┌─ Records for this task

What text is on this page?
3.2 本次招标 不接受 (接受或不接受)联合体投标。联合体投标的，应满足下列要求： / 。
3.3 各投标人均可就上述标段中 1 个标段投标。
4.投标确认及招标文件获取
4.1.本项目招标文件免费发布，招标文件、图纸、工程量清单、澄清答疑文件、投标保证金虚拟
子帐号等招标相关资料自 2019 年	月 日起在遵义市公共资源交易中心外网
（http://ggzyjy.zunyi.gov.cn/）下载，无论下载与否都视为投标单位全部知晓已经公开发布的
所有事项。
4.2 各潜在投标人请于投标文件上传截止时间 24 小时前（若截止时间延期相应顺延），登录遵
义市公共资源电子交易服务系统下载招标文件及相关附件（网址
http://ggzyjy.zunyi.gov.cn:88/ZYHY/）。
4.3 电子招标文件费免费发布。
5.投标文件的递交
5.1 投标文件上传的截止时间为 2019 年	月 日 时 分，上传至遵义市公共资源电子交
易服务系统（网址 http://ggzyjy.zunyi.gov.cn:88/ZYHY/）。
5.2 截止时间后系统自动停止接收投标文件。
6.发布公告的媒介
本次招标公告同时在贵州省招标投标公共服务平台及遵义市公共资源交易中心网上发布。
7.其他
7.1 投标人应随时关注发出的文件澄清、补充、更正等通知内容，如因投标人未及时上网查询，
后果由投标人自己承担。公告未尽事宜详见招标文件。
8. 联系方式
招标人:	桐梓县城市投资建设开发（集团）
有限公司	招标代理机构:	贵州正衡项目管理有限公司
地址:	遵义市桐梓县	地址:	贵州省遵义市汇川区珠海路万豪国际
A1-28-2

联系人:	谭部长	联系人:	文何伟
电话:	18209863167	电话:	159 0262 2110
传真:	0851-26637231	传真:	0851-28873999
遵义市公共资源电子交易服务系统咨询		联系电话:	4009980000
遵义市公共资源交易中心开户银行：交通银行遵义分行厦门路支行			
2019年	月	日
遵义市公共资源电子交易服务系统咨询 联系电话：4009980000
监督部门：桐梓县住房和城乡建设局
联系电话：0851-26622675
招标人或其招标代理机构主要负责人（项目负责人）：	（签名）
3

└─

→ To do
The listing above must be transcribed exactly, line by line.

→ Solution for this exercise
What text is on this page?
3.2 本次招标 不接受 (接受或不接受)联合体投标。联合体投标的，应满足下列要求： / 。
3.3 各投标人均可就上述标段中 1 个标段投标。
4.投标确认及招标文件获取
4.1.本项目招标文件免费发布，招标文件、图纸、工程量清单、澄清答疑文件、投标保证金虚拟
子帐号等招标相关资料自 2019 年	月 日起在遵义市公共资源交易中心外网
（http://ggzyjy.zunyi.gov.cn/）下载，无论下载与否都视为投标单位全部知晓已经公开发布的
所有事项。
4.2 各潜在投标人请于投标文件上传截止时间 24 小时前（若截止时间延期相应顺延），登录遵
义市公共资源电子交易服务系统下载招标文件及相关附件（网址
http://ggzyjy.zunyi.gov.cn:88/ZYHY/）。
4.3 电子招标文件费免费发布。
5.投标文件的递交
5.1 投标文件上传的截止时间为 2019 年	月 日 时 分，上传至遵义市公共资源电子交
易服务系统（网址 http://ggzyjy.zunyi.gov.cn:88/ZYHY/）。
5.2 截止时间后系统自动停止接收投标文件。
6.发布公告的媒介
本次招标公告同时在贵州省招标投标公共服务平台及遵义市公共资源交易中心网上发布。
7.其他
7.1 投标人应随时关注发出的文件澄清、补充、更正等通知内容，如因投标人未及时上网查询，
后果由投标人自己承担。公告未尽事宜详见招标文件。
8. 联系方式
招标人:	桐梓县城市投资建设开发（集团）
有限公司	招标代理机构:	贵州正衡项目管理有限公司
地址:	遵义市桐梓县	地址:	贵州省遵义市汇川区珠海路万豪国际
A1-28-2

联系人:	谭部长	联系人:	文何伟
电话:	18209863167	电话:	159 0262 2110
传真:	0851-26637231	传真:	0851-28873999
遵义市公共资源电子交易服务系统咨询		联系电话:	4009980000
遵义市公共资源交易中心开户银行：交通银行遵义分行厦门路支行			
2019年	月	日
遵义市公共资源电子交易服务系统咨询 联系电话：4009980000
监督部门：桐梓县住房和城乡建设局
联系电话：0851-26622675
招标人或其招标代理机构主要负责人（项目负责人）：	（签名）
3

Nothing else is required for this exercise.